**Set exercise:**
Reproduce every entry below precisely; do not include the pictures.

[Data records]

╔══

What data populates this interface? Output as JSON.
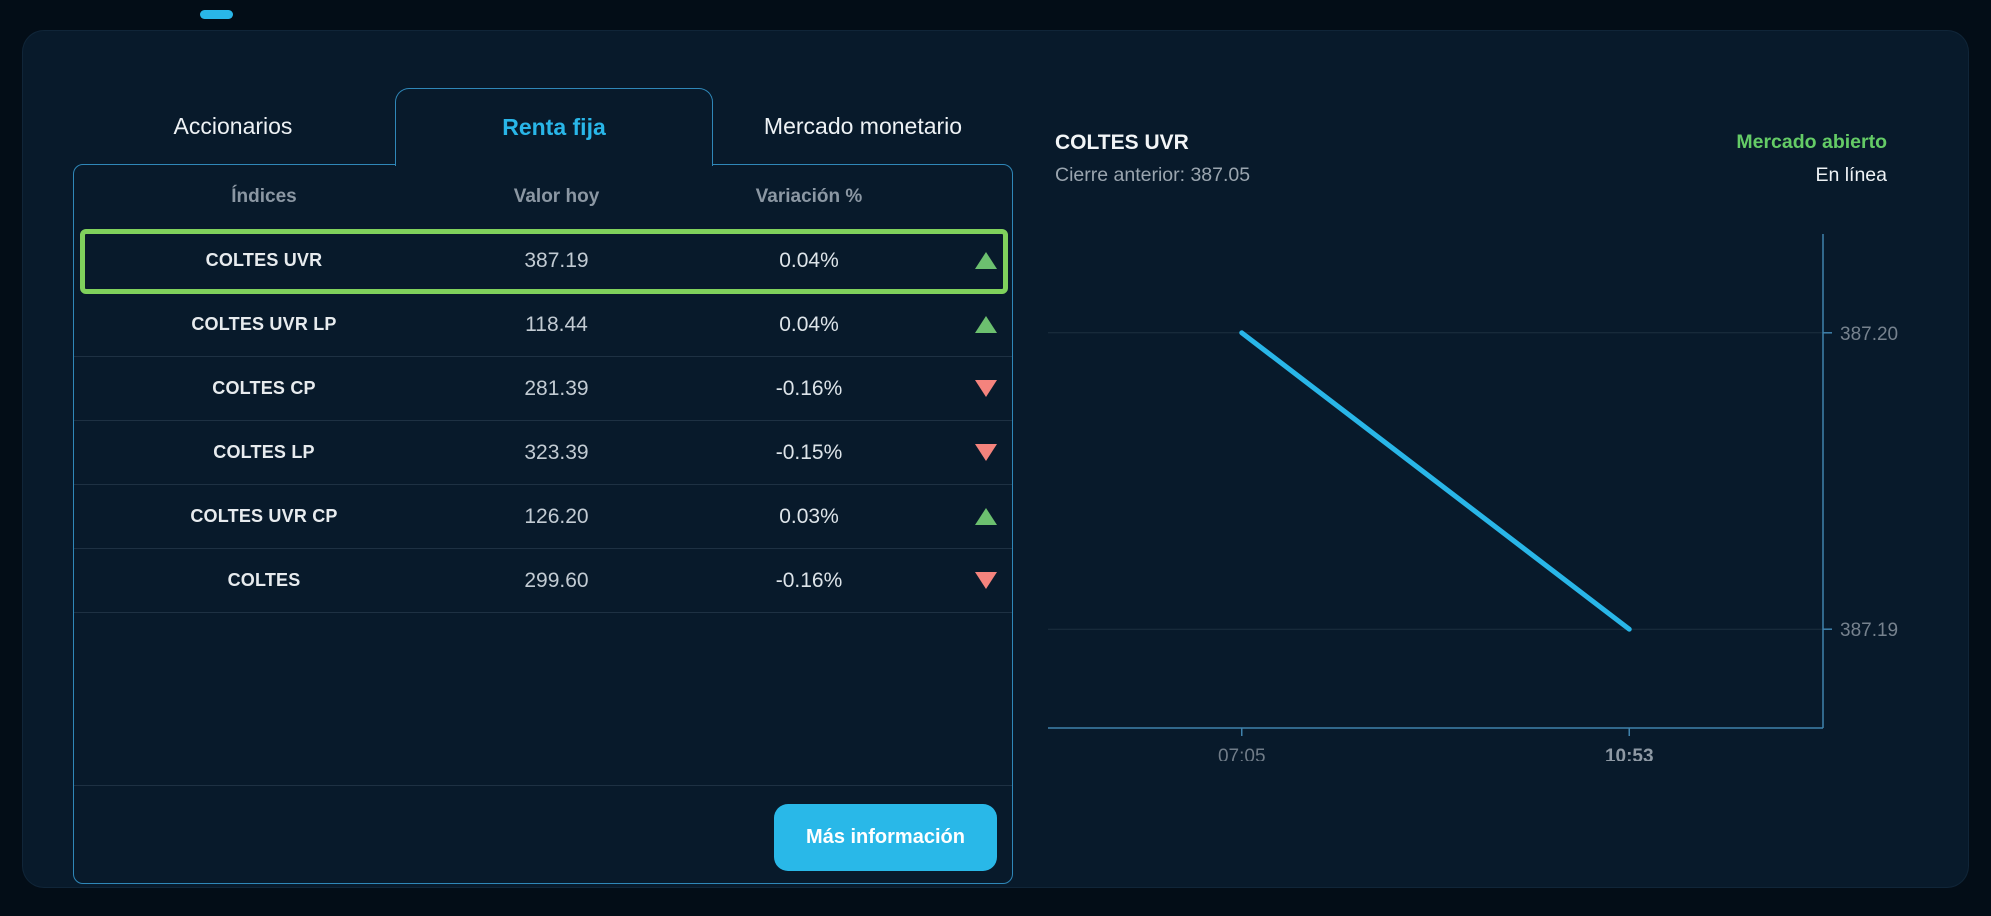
{
  "tabs": [
    {
      "label": "Accionarios",
      "active": false
    },
    {
      "label": "Renta fija",
      "active": true
    },
    {
      "label": "Mercado monetario",
      "active": false
    }
  ],
  "table": {
    "headers": [
      "Índices",
      "Valor hoy",
      "Variación %"
    ],
    "rows": [
      {
        "index": "COLTES UVR",
        "value": "387.19",
        "variation": "0.04%",
        "direction": "up",
        "selected": true
      },
      {
        "index": "COLTES UVR LP",
        "value": "118.44",
        "variation": "0.04%",
        "direction": "up",
        "selected": false
      },
      {
        "index": "COLTES CP",
        "value": "281.39",
        "variation": "-0.16%",
        "direction": "down",
        "selected": false
      },
      {
        "index": "COLTES LP",
        "value": "323.39",
        "variation": "-0.15%",
        "direction": "down",
        "selected": false
      },
      {
        "index": "COLTES UVR CP",
        "value": "126.20",
        "variation": "0.03%",
        "direction": "up",
        "selected": false
      },
      {
        "index": "COLTES",
        "value": "299.60",
        "variation": "-0.16%",
        "direction": "down",
        "selected": false
      }
    ],
    "more_info_label": "Más información"
  },
  "chart_header": {
    "title": "COLTES UVR",
    "previous_close": "Cierre anterior: 387.05",
    "market_status": "Mercado abierto",
    "connection_status": "En línea"
  },
  "chart_data": {
    "type": "line",
    "title": "COLTES UVR",
    "x_ticks": [
      "07:05",
      "10:53"
    ],
    "y_ticks": [
      387.2,
      387.19
    ],
    "ylim": [
      387.1867,
      387.2033
    ],
    "series": [
      {
        "name": "COLTES UVR",
        "x": [
          "07:05",
          "10:53"
        ],
        "values": [
          387.2,
          387.19
        ]
      }
    ],
    "grid": true,
    "legend": "none",
    "y_axis_position": "right",
    "line_color": "#29b6e8"
  },
  "colors": {
    "accent": "#29b6e8",
    "positive": "#6cc06f",
    "negative": "#f4837d",
    "selected_border": "#7fd15c",
    "market_open": "#64cb66",
    "axis": "#3f82ac",
    "axis_label": "#76828e",
    "grid_line": "rgba(170,190,210,0.13)"
  }
}
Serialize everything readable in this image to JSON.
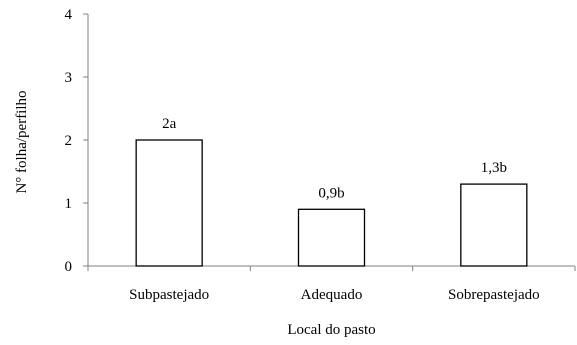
{
  "chart_data": {
    "type": "bar",
    "categories": [
      "Subpastejado",
      "Adequado",
      "Sobrepastejado"
    ],
    "values": [
      2,
      0.9,
      1.3
    ],
    "data_labels": [
      "2a",
      "0,9b",
      "1,3b"
    ],
    "xlabel": "Local do pasto",
    "ylabel": "N° folha/perfilho",
    "ylim": [
      0,
      4
    ],
    "yticks": [
      "0",
      "1",
      "2",
      "3",
      "4"
    ],
    "grid": false,
    "legend": "none",
    "bar_fill": "#ffffff",
    "bar_stroke": "#000000"
  }
}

╚══

**Problem solution:**
What data populates this interface? Output as JSON.
{
  "tabs": [
    {
      "label": "Accionarios",
      "active": false
    },
    {
      "label": "Renta fija",
      "active": true
    },
    {
      "label": "Mercado monetario",
      "active": false
    }
  ],
  "table": {
    "headers": [
      "Índices",
      "Valor hoy",
      "Variación %"
    ],
    "rows": [
      {
        "index": "COLTES UVR",
        "value": "387.19",
        "variation": "0.04%",
        "direction": "up",
        "selected": true
      },
      {
        "index": "COLTES UVR LP",
        "value": "118.44",
        "variation": "0.04%",
        "direction": "up",
        "selected": false
      },
      {
        "index": "COLTES CP",
        "value": "281.39",
        "variation": "-0.16%",
        "direction": "down",
        "selected": false
      },
      {
        "index": "COLTES LP",
        "value": "323.39",
        "variation": "-0.15%",
        "direction": "down",
        "selected": false
      },
      {
        "index": "COLTES UVR CP",
        "value": "126.20",
        "variation": "0.03%",
        "direction": "up",
        "selected": false
      },
      {
        "index": "COLTES",
        "value": "299.60",
        "variation": "-0.16%",
        "direction": "down",
        "selected": false
      }
    ],
    "more_info_label": "Más información"
  },
  "chart_header": {
    "title": "COLTES UVR",
    "previous_close": "Cierre anterior: 387.05",
    "market_status": "Mercado abierto",
    "connection_status": "En línea"
  },
  "chart_data": {
    "type": "line",
    "title": "COLTES UVR",
    "x_ticks": [
      "07:05",
      "10:53"
    ],
    "y_ticks": [
      387.2,
      387.19
    ],
    "ylim": [
      387.1867,
      387.2033
    ],
    "series": [
      {
        "name": "COLTES UVR",
        "x": [
          "07:05",
          "10:53"
        ],
        "values": [
          387.2,
          387.19
        ]
      }
    ],
    "grid": true,
    "legend": "none",
    "y_axis_position": "right",
    "line_color": "#29b6e8"
  },
  "colors": {
    "accent": "#29b6e8",
    "positive": "#6cc06f",
    "negative": "#f4837d",
    "selected_border": "#7fd15c",
    "market_open": "#64cb66",
    "axis": "#3f82ac",
    "axis_label": "#76828e",
    "grid_line": "rgba(170,190,210,0.13)"
  }
}
Serialize everything readable in this image to JSON.
{
  "chart_data": {
    "type": "bar",
    "categories": [
      "Subpastejado",
      "Adequado",
      "Sobrepastejado"
    ],
    "values": [
      2,
      0.9,
      1.3
    ],
    "data_labels": [
      "2a",
      "0,9b",
      "1,3b"
    ],
    "xlabel": "Local do pasto",
    "ylabel": "N° folha/perfilho",
    "ylim": [
      0,
      4
    ],
    "yticks": [
      "0",
      "1",
      "2",
      "3",
      "4"
    ],
    "grid": false,
    "legend": "none",
    "bar_fill": "#ffffff",
    "bar_stroke": "#000000"
  }
}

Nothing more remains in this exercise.